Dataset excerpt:
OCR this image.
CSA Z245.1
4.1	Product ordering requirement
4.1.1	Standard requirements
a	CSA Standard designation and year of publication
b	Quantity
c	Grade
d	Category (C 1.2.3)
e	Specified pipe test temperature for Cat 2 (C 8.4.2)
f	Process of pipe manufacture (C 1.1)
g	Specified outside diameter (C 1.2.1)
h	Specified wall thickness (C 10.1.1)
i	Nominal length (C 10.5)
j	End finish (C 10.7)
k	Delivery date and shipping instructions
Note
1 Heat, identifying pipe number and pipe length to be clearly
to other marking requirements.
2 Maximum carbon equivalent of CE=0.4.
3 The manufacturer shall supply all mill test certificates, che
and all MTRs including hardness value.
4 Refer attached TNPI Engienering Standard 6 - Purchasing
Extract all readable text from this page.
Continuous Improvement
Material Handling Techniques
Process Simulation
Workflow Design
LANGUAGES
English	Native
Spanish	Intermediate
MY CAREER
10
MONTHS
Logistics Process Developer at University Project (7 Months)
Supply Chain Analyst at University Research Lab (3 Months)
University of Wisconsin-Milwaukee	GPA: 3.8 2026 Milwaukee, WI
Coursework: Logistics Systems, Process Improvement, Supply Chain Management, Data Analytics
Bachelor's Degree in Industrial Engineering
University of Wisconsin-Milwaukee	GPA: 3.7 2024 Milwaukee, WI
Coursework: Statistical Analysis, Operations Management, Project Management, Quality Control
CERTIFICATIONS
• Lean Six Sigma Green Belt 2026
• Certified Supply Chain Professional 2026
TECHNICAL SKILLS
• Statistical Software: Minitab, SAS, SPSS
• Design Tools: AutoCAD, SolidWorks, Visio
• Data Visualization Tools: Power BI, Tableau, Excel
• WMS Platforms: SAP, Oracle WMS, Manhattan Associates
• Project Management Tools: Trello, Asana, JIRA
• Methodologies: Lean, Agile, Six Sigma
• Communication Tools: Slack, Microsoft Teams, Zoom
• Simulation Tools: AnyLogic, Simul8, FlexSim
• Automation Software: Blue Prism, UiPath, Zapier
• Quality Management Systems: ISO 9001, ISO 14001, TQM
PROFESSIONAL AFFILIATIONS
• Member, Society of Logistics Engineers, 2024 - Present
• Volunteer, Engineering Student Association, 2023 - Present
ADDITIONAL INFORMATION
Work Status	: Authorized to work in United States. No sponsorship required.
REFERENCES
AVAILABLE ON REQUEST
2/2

## SHORT TASK:
Go through the material line by line. Show each line that contains the string "this".

## FULL ANSWER:
OCR this image.
Extract all readable text from this page.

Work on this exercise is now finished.